(Items from a dataset)
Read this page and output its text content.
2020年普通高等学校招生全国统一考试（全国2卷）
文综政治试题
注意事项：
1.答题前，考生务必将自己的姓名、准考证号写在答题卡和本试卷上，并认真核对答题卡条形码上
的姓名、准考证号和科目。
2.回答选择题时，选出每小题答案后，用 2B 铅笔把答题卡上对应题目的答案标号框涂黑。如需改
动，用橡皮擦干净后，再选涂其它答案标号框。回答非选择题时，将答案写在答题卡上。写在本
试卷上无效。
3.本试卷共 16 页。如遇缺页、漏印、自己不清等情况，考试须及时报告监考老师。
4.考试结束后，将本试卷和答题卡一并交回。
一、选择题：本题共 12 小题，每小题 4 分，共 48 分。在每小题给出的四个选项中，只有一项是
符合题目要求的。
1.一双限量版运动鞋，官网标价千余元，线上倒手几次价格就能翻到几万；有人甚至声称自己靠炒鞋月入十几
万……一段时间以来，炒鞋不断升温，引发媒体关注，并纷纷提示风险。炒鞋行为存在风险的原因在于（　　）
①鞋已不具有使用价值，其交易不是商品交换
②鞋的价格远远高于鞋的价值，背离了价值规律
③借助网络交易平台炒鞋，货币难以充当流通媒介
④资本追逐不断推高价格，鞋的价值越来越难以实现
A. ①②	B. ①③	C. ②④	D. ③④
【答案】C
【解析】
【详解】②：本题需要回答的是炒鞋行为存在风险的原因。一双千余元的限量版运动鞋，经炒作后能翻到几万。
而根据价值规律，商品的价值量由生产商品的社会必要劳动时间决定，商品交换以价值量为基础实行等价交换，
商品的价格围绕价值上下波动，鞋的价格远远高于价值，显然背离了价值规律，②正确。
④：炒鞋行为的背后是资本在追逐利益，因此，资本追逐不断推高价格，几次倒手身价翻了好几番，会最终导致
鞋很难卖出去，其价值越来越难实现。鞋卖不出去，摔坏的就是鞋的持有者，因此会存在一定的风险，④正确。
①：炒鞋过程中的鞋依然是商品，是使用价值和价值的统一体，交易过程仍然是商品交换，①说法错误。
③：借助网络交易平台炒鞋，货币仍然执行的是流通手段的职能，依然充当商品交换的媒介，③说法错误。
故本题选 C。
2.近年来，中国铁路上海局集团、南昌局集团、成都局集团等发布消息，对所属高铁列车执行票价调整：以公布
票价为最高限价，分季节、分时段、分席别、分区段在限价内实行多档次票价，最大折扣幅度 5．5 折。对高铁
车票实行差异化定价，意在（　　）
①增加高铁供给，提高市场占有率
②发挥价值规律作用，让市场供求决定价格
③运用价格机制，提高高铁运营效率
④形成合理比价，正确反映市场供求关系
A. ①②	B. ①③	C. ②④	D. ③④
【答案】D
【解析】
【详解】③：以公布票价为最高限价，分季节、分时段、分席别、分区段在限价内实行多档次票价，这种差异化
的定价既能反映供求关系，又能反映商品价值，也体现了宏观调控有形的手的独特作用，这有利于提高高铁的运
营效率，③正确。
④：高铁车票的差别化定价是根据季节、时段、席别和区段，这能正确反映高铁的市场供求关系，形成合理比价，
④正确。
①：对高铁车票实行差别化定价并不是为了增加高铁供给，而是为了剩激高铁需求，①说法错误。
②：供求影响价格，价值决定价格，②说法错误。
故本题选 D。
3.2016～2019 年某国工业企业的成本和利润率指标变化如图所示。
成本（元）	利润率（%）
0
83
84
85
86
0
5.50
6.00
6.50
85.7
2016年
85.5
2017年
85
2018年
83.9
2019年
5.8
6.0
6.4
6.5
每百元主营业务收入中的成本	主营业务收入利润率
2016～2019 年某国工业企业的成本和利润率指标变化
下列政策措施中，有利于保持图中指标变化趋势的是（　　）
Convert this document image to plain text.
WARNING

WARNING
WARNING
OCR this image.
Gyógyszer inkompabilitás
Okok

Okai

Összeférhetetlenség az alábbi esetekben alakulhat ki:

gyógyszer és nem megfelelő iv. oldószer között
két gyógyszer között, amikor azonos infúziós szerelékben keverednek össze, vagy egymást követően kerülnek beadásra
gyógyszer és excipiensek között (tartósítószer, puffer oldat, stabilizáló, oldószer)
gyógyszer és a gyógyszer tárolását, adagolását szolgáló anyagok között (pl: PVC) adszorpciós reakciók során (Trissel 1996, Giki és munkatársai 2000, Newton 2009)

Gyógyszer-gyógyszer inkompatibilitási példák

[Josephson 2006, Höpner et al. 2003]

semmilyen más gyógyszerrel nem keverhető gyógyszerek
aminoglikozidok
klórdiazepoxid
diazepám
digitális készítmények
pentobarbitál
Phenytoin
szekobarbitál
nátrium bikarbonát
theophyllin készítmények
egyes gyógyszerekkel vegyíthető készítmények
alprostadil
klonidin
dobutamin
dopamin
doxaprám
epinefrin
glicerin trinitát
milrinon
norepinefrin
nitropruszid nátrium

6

What the task requires - The records above need to be transcribed in full. Keep every character unchanged.

Output below -
Read this page and output its text content.
2020年普通高等学校招生全国统一考试（全国2卷）
文综政治试题
注意事项：
1.答题前，考生务必将自己的姓名、准考证号写在答题卡和本试卷上，并认真核对答题卡条形码上
的姓名、准考证号和科目。
2.回答选择题时，选出每小题答案后，用 2B 铅笔把答题卡上对应题目的答案标号框涂黑。如需改
动，用橡皮擦干净后，再选涂其它答案标号框。回答非选择题时，将答案写在答题卡上。写在本
试卷上无效。
3.本试卷共 16 页。如遇缺页、漏印、自己不清等情况，考试须及时报告监考老师。
4.考试结束后，将本试卷和答题卡一并交回。
一、选择题：本题共 12 小题，每小题 4 分，共 48 分。在每小题给出的四个选项中，只有一项是
符合题目要求的。
1.一双限量版运动鞋，官网标价千余元，线上倒手几次价格就能翻到几万；有人甚至声称自己靠炒鞋月入十几
万……一段时间以来，炒鞋不断升温，引发媒体关注，并纷纷提示风险。炒鞋行为存在风险的原因在于（　　）
①鞋已不具有使用价值，其交易不是商品交换
②鞋的价格远远高于鞋的价值，背离了价值规律
③借助网络交易平台炒鞋，货币难以充当流通媒介
④资本追逐不断推高价格，鞋的价值越来越难以实现
A. ①②	B. ①③	C. ②④	D. ③④
【答案】C
【解析】
【详解】②：本题需要回答的是炒鞋行为存在风险的原因。一双千余元的限量版运动鞋，经炒作后能翻到几万。
而根据价值规律，商品的价值量由生产商品的社会必要劳动时间决定，商品交换以价值量为基础实行等价交换，
商品的价格围绕价值上下波动，鞋的价格远远高于价值，显然背离了价值规律，②正确。
④：炒鞋行为的背后是资本在追逐利益，因此，资本追逐不断推高价格，几次倒手身价翻了好几番，会最终导致
鞋很难卖出去，其价值越来越难实现。鞋卖不出去，摔坏的就是鞋的持有者，因此会存在一定的风险，④正确。
①：炒鞋过程中的鞋依然是商品，是使用价值和价值的统一体，交易过程仍然是商品交换，①说法错误。
③：借助网络交易平台炒鞋，货币仍然执行的是流通手段的职能，依然充当商品交换的媒介，③说法错误。
故本题选 C。
2.近年来，中国铁路上海局集团、南昌局集团、成都局集团等发布消息，对所属高铁列车执行票价调整：以公布
票价为最高限价，分季节、分时段、分席别、分区段在限价内实行多档次票价，最大折扣幅度 5．5 折。对高铁
车票实行差异化定价，意在（　　）
①增加高铁供给，提高市场占有率
②发挥价值规律作用，让市场供求决定价格
③运用价格机制，提高高铁运营效率
④形成合理比价，正确反映市场供求关系
A. ①②	B. ①③	C. ②④	D. ③④
【答案】D
【解析】
【详解】③：以公布票价为最高限价，分季节、分时段、分席别、分区段在限价内实行多档次票价，这种差异化
的定价既能反映供求关系，又能反映商品价值，也体现了宏观调控有形的手的独特作用，这有利于提高高铁的运
营效率，③正确。
④：高铁车票的差别化定价是根据季节、时段、席别和区段，这能正确反映高铁的市场供求关系，形成合理比价，
④正确。
①：对高铁车票实行差别化定价并不是为了增加高铁供给，而是为了剩激高铁需求，①说法错误。
②：供求影响价格，价值决定价格，②说法错误。
故本题选 D。
3.2016～2019 年某国工业企业的成本和利润率指标变化如图所示。
成本（元）	利润率（%）
0
83
84
85
86
0
5.50
6.00
6.50
85.7
2016年
85.5
2017年
85
2018年
83.9
2019年
5.8
6.0
6.4
6.5
每百元主营业务收入中的成本	主营业务收入利润率
2016～2019 年某国工业企业的成本和利润率指标变化
下列政策措施中，有利于保持图中指标变化趋势的是（　　）
Convert this document image to plain text.
WARNING

WARNING
WARNING
OCR this image.
Gyógyszer inkompabilitás
Okok

Okai

Összeférhetetlenség az alábbi esetekben alakulhat ki:

gyógyszer és nem megfelelő iv. oldószer között
két gyógyszer között, amikor azonos infúziós szerelékben keverednek össze, vagy egymást követően kerülnek beadásra
gyógyszer és excipiensek között (tartósítószer, puffer oldat, stabilizáló, oldószer)
gyógyszer és a gyógyszer tárolását, adagolását szolgáló anyagok között (pl: PVC) adszorpciós reakciók során (Trissel 1996, Giki és munkatársai 2000, Newton 2009)

Gyógyszer-gyógyszer inkompatibilitási példák

[Josephson 2006, Höpner et al. 2003]

semmilyen más gyógyszerrel nem keverhető gyógyszerek
aminoglikozidok
klórdiazepoxid
diazepám
digitális készítmények
pentobarbitál
Phenytoin
szekobarbitál
nátrium bikarbonát
theophyllin készítmények
egyes gyógyszerekkel vegyíthető készítmények
alprostadil
klonidin
dobutamin
dopamin
doxaprám
epinefrin
glicerin trinitát
milrinon
norepinefrin
nitropruszid nátrium

6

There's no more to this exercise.